## [What the task asks]
From the listing, collect all lines containing the word "color".

(Collected data entries)
-.-.-
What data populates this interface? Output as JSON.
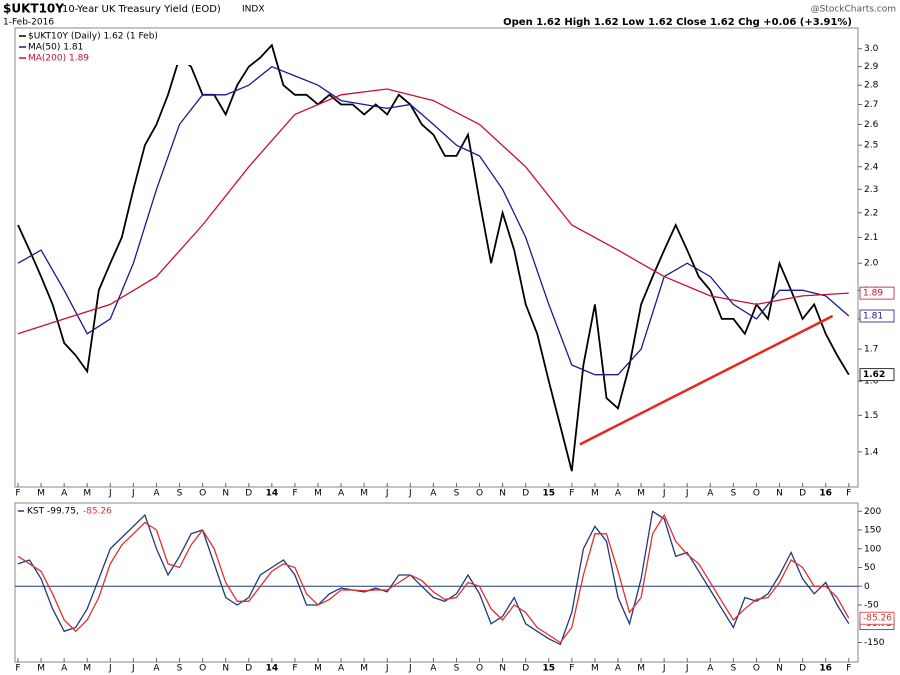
{
  "header": {
    "symbol": "$UKT10Y",
    "name": "10-Year UK Treasury Yield (EOD)",
    "exchange": "INDX",
    "date": "1-Feb-2016",
    "quote": "Open 1.62  High 1.62  Low 1.62  Close 1.62  Chg +0.06 (+3.91%)",
    "source": "@StockCharts.com"
  },
  "chart_data": [
    {
      "type": "line",
      "log_scale": true,
      "x": [
        0,
        0.5,
        1,
        1.5,
        2,
        2.5,
        3,
        3.5,
        4,
        4.5,
        5,
        5.5,
        6,
        6.5,
        7,
        7.5,
        8,
        8.5,
        9,
        9.5,
        10,
        10.5,
        11,
        11.5,
        12,
        12.5,
        13,
        13.5,
        14,
        14.5,
        15,
        15.5,
        16,
        16.5,
        17,
        17.5,
        18,
        18.5,
        19,
        19.5,
        20,
        20.5,
        21,
        21.5,
        22,
        22.5,
        23,
        23.5,
        24,
        24.5,
        25,
        25.5,
        26,
        26.5,
        27,
        27.5,
        28,
        28.5,
        29,
        29.5,
        30,
        30.5,
        31,
        31.5,
        32,
        32.5,
        33,
        33.5,
        34,
        34.5,
        35,
        35.5,
        36
      ],
      "series": [
        {
          "name": "$UKT10Y (Daily) 1.62 (1 Feb)",
          "color": "#000000",
          "values": [
            2.15,
            2.05,
            1.95,
            1.85,
            1.72,
            1.68,
            1.63,
            1.9,
            2.0,
            2.1,
            2.3,
            2.5,
            2.6,
            2.75,
            2.95,
            2.9,
            2.75,
            2.75,
            2.65,
            2.8,
            2.9,
            2.95,
            3.02,
            2.8,
            2.75,
            2.75,
            2.7,
            2.75,
            2.7,
            2.7,
            2.65,
            2.7,
            2.65,
            2.75,
            2.7,
            2.6,
            2.55,
            2.45,
            2.45,
            2.55,
            2.25,
            2.0,
            2.2,
            2.05,
            1.85,
            1.75,
            1.6,
            1.47,
            1.35,
            1.65,
            1.85,
            1.55,
            1.52,
            1.65,
            1.85,
            1.95,
            2.05,
            2.15,
            2.05,
            1.95,
            1.9,
            1.8,
            1.8,
            1.75,
            1.85,
            1.8,
            2.0,
            1.9,
            1.8,
            1.85,
            1.75,
            1.68,
            1.62
          ]
        },
        {
          "name": "MA(50) 1.81",
          "color": "#1a1a8c",
          "x": [
            0,
            1,
            2,
            3,
            4,
            5,
            6,
            7,
            8,
            9,
            10,
            11,
            12,
            13,
            14,
            15,
            16,
            17,
            18,
            19,
            20,
            21,
            22,
            23,
            24,
            25,
            26,
            27,
            28,
            29,
            30,
            31,
            32,
            33,
            34,
            35,
            36
          ],
          "values": [
            2.0,
            2.05,
            1.9,
            1.75,
            1.8,
            2.0,
            2.3,
            2.6,
            2.75,
            2.75,
            2.8,
            2.9,
            2.85,
            2.8,
            2.72,
            2.7,
            2.68,
            2.7,
            2.6,
            2.5,
            2.45,
            2.3,
            2.1,
            1.85,
            1.65,
            1.62,
            1.62,
            1.7,
            1.95,
            2.0,
            1.95,
            1.85,
            1.8,
            1.9,
            1.9,
            1.88,
            1.81
          ]
        },
        {
          "name": "MA(200) 1.89",
          "color": "#c8102e",
          "x": [
            0,
            2,
            4,
            6,
            8,
            10,
            12,
            14,
            16,
            18,
            20,
            22,
            24,
            26,
            28,
            30,
            32,
            34,
            36
          ],
          "values": [
            1.75,
            1.8,
            1.85,
            1.95,
            2.15,
            2.4,
            2.65,
            2.75,
            2.78,
            2.72,
            2.6,
            2.4,
            2.15,
            2.05,
            1.95,
            1.88,
            1.85,
            1.88,
            1.89
          ]
        }
      ],
      "trendline": {
        "color": "#e8251f",
        "x": [
          24.35,
          35.3
        ],
        "values": [
          1.42,
          1.81
        ]
      },
      "xlim": [
        -0.13,
        36.4
      ],
      "ylim": [
        1.31,
        3.12
      ],
      "yticks": [
        1.4,
        1.5,
        1.6,
        1.7,
        1.8,
        1.9,
        {
          "value": 2,
          "label": "2.0"
        },
        2.1,
        2.2,
        2.3,
        2.4,
        2.5,
        2.6,
        2.7,
        2.8,
        2.9,
        {
          "value": 3,
          "label": "3.0"
        }
      ],
      "xticks": [
        {
          "value": 0,
          "label": "F"
        },
        {
          "value": 1,
          "label": "M"
        },
        {
          "value": 2,
          "label": "A"
        },
        {
          "value": 3,
          "label": "M"
        },
        {
          "value": 4,
          "label": "J"
        },
        {
          "value": 5,
          "label": "J"
        },
        {
          "value": 6,
          "label": "A"
        },
        {
          "value": 7,
          "label": "S"
        },
        {
          "value": 8,
          "label": "O"
        },
        {
          "value": 9,
          "label": "N"
        },
        {
          "value": 10,
          "label": "D"
        },
        {
          "value": 11,
          "label": "14"
        },
        {
          "value": 12,
          "label": "F"
        },
        {
          "value": 13,
          "label": "M"
        },
        {
          "value": 14,
          "label": "A"
        },
        {
          "value": 15,
          "label": "M"
        },
        {
          "value": 16,
          "label": "J"
        },
        {
          "value": 17,
          "label": "J"
        },
        {
          "value": 18,
          "label": "A"
        },
        {
          "value": 19,
          "label": "S"
        },
        {
          "value": 20,
          "label": "O"
        },
        {
          "value": 21,
          "label": "N"
        },
        {
          "value": 22,
          "label": "D"
        },
        {
          "value": 23,
          "label": "15"
        },
        {
          "value": 24,
          "label": "F"
        },
        {
          "value": 25,
          "label": "M"
        },
        {
          "value": 26,
          "label": "A"
        },
        {
          "value": 27,
          "label": "M"
        },
        {
          "value": 28,
          "label": "J"
        },
        {
          "value": 29,
          "label": "J"
        },
        {
          "value": 30,
          "label": "A"
        },
        {
          "value": 31,
          "label": "S"
        },
        {
          "value": 32,
          "label": "O"
        },
        {
          "value": 33,
          "label": "N"
        },
        {
          "value": 34,
          "label": "D"
        },
        {
          "value": 35,
          "label": "16"
        },
        {
          "value": 36,
          "label": "F"
        }
      ]
    },
    {
      "type": "line",
      "log_scale": false,
      "x": [
        0,
        0.5,
        1,
        1.5,
        2,
        2.5,
        3,
        3.5,
        4,
        4.5,
        5,
        5.5,
        6,
        6.5,
        7,
        7.5,
        8,
        8.5,
        9,
        9.5,
        10,
        10.5,
        11,
        11.5,
        12,
        12.5,
        13,
        13.5,
        14,
        14.5,
        15,
        15.5,
        16,
        16.5,
        17,
        17.5,
        18,
        18.5,
        19,
        19.5,
        20,
        20.5,
        21,
        21.5,
        22,
        22.5,
        23,
        23.5,
        24,
        24.5,
        25,
        25.5,
        26,
        26.5,
        27,
        27.5,
        28,
        28.5,
        29,
        29.5,
        30,
        30.5,
        31,
        31.5,
        32,
        32.5,
        33,
        33.5,
        34,
        34.5,
        35,
        35.5,
        36
      ],
      "series": [
        {
          "name": "KST -99.75,",
          "color": "#1f3a7a",
          "values": [
            60,
            70,
            20,
            -60,
            -120,
            -110,
            -60,
            20,
            100,
            130,
            160,
            190,
            100,
            30,
            80,
            140,
            150,
            60,
            -30,
            -50,
            -30,
            30,
            50,
            70,
            30,
            -50,
            -50,
            -20,
            -5,
            -10,
            -15,
            -5,
            -15,
            30,
            30,
            0,
            -30,
            -40,
            -20,
            30,
            -20,
            -100,
            -80,
            -30,
            -100,
            -120,
            -140,
            -155,
            -70,
            100,
            160,
            120,
            -30,
            -100,
            20,
            200,
            180,
            80,
            90,
            40,
            -10,
            -60,
            -110,
            -30,
            -40,
            -20,
            30,
            90,
            20,
            -20,
            10,
            -50,
            -99.75
          ]
        },
        {
          "name": "-85.26",
          "color": "#e03030",
          "values": [
            80,
            60,
            40,
            -20,
            -90,
            -120,
            -90,
            -30,
            60,
            110,
            140,
            170,
            150,
            60,
            50,
            110,
            150,
            100,
            10,
            -40,
            -40,
            0,
            40,
            60,
            50,
            -20,
            -50,
            -35,
            -10,
            -10,
            -12,
            -10,
            -10,
            10,
            30,
            15,
            -15,
            -35,
            -30,
            10,
            0,
            -60,
            -90,
            -50,
            -70,
            -110,
            -130,
            -150,
            -110,
            30,
            140,
            140,
            40,
            -70,
            -30,
            140,
            190,
            120,
            85,
            60,
            10,
            -40,
            -90,
            -60,
            -35,
            -30,
            10,
            70,
            50,
            0,
            0,
            -30,
            -85.26
          ]
        }
      ],
      "zero_line": 0,
      "xlim": [
        -0.13,
        36.4
      ],
      "ylim": [
        -202,
        222
      ],
      "yticks": [
        -150,
        -50,
        0,
        50,
        100,
        150,
        200
      ],
      "xticks": [
        {
          "value": 0,
          "label": "F"
        },
        {
          "value": 1,
          "label": "M"
        },
        {
          "value": 2,
          "label": "A"
        },
        {
          "value": 3,
          "label": "M"
        },
        {
          "value": 4,
          "label": "J"
        },
        {
          "value": 5,
          "label": "J"
        },
        {
          "value": 6,
          "label": "A"
        },
        {
          "value": 7,
          "label": "S"
        },
        {
          "value": 8,
          "label": "O"
        },
        {
          "value": 9,
          "label": "N"
        },
        {
          "value": 10,
          "label": "D"
        },
        {
          "value": 11,
          "label": "14"
        },
        {
          "value": 12,
          "label": "F"
        },
        {
          "value": 13,
          "label": "M"
        },
        {
          "value": 14,
          "label": "A"
        },
        {
          "value": 15,
          "label": "M"
        },
        {
          "value": 16,
          "label": "J"
        },
        {
          "value": 17,
          "label": "J"
        },
        {
          "value": 18,
          "label": "A"
        },
        {
          "value": 19,
          "label": "S"
        },
        {
          "value": 20,
          "label": "O"
        },
        {
          "value": 21,
          "label": "N"
        },
        {
          "value": 22,
          "label": "D"
        },
        {
          "value": 23,
          "label": "15"
        },
        {
          "value": 24,
          "label": "F"
        },
        {
          "value": 25,
          "label": "M"
        },
        {
          "value": 26,
          "label": "A"
        },
        {
          "value": 27,
          "label": "M"
        },
        {
          "value": 28,
          "label": "J"
        },
        {
          "value": 29,
          "label": "J"
        },
        {
          "value": 30,
          "label": "A"
        },
        {
          "value": 31,
          "label": "S"
        },
        {
          "value": 32,
          "label": "O"
        },
        {
          "value": 33,
          "label": "N"
        },
        {
          "value": 34,
          "label": "D"
        },
        {
          "value": 35,
          "label": "16"
        },
        {
          "value": 36,
          "label": "F"
        }
      ]
    }
  ]
}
-.-.-
## [Reply to the exercise]
          "color": "#000000",
          "color": "#1a1a8c",
          "color": "#c8102e",
        "color": "#e8251f",
          "color": "#1f3a7a",
          "color": "#e03030",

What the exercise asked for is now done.